Give the number of lines that hold the string "theoretically". Nothing else is needed.

--- start of Raw records ---

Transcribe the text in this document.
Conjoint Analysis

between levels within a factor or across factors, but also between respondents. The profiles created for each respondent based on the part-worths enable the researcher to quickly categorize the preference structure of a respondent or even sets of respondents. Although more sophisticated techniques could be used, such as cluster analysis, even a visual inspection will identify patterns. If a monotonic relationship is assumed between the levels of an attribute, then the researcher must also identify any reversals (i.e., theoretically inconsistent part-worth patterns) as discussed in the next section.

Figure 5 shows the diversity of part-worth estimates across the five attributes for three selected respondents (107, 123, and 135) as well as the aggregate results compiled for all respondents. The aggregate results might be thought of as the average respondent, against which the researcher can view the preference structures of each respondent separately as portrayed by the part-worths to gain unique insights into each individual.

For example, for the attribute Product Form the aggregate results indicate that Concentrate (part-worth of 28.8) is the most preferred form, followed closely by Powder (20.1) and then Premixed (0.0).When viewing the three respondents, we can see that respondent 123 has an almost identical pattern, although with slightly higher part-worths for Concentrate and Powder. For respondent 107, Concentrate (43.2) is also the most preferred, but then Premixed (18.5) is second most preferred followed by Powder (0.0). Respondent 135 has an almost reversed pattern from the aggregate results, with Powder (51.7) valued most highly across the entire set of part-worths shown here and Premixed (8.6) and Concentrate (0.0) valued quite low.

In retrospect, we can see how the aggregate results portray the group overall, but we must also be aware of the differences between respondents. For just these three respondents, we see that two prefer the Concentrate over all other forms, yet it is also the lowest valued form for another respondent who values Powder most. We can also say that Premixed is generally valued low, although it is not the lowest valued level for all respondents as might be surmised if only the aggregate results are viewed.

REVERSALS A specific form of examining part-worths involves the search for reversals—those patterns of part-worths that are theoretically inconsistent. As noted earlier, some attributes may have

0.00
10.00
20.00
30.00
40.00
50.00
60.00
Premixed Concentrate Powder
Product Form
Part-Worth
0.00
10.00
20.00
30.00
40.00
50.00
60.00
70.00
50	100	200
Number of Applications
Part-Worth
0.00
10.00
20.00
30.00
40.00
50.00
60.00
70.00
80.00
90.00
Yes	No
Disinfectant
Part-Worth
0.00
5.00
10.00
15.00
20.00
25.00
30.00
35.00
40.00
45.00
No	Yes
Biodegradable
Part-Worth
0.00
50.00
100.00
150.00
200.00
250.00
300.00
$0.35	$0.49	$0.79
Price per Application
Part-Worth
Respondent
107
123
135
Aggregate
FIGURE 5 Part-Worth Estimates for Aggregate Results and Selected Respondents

--- end of Raw records ---

## Problem solution:
2